Directions for this task → Every line below that contains "SRMTID" is to be copied.

Dataset content →

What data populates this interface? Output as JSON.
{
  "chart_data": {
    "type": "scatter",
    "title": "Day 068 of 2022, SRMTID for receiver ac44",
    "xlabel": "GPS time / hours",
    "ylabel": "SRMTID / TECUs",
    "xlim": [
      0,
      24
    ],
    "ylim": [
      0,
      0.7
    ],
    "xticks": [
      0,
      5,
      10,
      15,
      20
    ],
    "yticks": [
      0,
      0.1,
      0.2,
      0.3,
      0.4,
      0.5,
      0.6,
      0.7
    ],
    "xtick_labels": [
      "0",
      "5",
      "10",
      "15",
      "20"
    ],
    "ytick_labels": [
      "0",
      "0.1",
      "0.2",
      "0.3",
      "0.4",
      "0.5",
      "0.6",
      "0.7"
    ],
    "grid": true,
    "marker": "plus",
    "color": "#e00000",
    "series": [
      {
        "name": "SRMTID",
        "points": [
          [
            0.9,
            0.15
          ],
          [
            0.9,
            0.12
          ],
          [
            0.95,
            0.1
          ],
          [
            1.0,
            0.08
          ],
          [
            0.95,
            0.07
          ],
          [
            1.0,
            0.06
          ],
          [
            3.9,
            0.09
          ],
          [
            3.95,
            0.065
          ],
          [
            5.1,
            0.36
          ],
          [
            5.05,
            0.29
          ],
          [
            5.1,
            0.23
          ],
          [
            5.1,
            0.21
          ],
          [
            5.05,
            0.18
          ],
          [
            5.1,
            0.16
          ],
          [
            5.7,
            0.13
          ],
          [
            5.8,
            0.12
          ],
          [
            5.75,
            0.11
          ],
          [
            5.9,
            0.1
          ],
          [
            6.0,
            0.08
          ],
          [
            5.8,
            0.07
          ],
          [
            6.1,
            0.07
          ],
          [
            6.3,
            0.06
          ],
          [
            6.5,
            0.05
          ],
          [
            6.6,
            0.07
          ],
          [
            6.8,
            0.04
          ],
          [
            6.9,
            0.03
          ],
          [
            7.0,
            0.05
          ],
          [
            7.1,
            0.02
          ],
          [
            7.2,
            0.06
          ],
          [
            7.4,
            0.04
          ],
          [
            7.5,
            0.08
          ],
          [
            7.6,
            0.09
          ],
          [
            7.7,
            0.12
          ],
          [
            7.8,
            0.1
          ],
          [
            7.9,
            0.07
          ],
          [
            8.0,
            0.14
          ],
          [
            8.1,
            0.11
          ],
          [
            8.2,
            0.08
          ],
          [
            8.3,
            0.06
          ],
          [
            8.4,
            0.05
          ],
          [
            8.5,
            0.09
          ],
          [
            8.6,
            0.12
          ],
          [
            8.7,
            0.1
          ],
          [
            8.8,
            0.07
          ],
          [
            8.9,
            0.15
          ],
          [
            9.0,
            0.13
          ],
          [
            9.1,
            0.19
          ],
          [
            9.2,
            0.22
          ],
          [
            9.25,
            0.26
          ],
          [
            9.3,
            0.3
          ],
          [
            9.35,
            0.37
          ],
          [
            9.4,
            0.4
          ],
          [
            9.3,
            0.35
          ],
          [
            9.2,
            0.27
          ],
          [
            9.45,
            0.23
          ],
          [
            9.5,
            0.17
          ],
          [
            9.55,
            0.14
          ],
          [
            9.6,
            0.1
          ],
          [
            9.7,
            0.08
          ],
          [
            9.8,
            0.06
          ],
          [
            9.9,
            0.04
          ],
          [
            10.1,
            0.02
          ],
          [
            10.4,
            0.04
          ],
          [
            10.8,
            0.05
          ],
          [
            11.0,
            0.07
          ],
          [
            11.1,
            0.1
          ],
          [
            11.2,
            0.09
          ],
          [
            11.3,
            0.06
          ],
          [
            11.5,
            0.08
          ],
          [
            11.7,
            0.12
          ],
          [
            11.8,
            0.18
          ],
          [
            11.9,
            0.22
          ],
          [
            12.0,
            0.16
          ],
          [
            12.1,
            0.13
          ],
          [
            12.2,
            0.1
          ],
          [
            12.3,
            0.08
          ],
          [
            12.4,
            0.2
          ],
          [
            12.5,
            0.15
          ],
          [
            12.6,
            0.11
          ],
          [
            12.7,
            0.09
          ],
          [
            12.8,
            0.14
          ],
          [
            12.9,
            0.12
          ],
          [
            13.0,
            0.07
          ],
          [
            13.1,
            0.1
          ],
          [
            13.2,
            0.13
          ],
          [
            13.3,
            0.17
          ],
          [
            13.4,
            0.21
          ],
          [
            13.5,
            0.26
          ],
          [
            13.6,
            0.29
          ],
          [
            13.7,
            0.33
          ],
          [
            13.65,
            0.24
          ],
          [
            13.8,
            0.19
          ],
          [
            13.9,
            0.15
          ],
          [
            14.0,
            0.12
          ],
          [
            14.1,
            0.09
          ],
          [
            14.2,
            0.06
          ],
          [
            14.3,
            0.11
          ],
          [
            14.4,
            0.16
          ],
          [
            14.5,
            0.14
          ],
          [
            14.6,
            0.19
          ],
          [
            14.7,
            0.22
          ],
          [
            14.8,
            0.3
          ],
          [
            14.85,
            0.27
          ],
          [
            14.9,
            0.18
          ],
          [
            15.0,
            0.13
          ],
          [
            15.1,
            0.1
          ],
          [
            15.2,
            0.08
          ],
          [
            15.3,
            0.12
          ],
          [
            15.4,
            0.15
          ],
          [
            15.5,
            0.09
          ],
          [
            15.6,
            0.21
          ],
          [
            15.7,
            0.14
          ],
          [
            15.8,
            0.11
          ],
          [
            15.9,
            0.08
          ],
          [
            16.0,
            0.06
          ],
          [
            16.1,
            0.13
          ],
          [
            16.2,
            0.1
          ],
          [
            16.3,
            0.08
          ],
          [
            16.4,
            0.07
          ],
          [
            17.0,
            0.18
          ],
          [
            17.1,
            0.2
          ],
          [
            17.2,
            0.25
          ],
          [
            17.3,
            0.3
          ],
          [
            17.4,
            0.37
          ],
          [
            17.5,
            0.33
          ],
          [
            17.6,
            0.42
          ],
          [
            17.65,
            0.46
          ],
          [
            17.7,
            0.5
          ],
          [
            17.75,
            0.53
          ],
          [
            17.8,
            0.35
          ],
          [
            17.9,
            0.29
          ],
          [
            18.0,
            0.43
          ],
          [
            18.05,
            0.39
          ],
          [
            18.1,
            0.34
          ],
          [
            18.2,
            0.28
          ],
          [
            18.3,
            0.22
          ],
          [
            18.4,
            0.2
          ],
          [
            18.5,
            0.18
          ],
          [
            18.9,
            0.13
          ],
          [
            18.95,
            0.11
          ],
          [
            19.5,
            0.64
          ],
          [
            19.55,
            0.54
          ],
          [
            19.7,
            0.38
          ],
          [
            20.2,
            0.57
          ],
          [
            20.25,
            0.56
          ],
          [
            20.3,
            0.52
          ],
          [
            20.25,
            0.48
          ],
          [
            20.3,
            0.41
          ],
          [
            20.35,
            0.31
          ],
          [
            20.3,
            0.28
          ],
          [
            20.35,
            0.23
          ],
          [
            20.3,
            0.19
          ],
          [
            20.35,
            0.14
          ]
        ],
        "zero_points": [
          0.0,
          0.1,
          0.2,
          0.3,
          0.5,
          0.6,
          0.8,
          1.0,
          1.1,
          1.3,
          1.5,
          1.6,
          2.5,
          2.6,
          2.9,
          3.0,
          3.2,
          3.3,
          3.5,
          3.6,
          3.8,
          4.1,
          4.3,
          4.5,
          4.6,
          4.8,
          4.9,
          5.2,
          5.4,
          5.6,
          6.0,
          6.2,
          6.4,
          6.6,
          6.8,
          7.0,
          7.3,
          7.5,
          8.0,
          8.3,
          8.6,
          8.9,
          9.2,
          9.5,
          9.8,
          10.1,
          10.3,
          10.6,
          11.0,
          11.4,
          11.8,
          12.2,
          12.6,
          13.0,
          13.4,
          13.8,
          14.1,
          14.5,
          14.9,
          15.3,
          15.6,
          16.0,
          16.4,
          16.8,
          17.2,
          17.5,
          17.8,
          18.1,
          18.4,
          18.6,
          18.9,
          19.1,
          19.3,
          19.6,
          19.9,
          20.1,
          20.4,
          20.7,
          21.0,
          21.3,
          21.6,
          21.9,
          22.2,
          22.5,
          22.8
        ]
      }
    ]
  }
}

Full response →
    "title": "Day 068 of 2022, SRMTID for receiver ac44",
    "ylabel": "SRMTID / TECUs",
        "name": "SRMTID",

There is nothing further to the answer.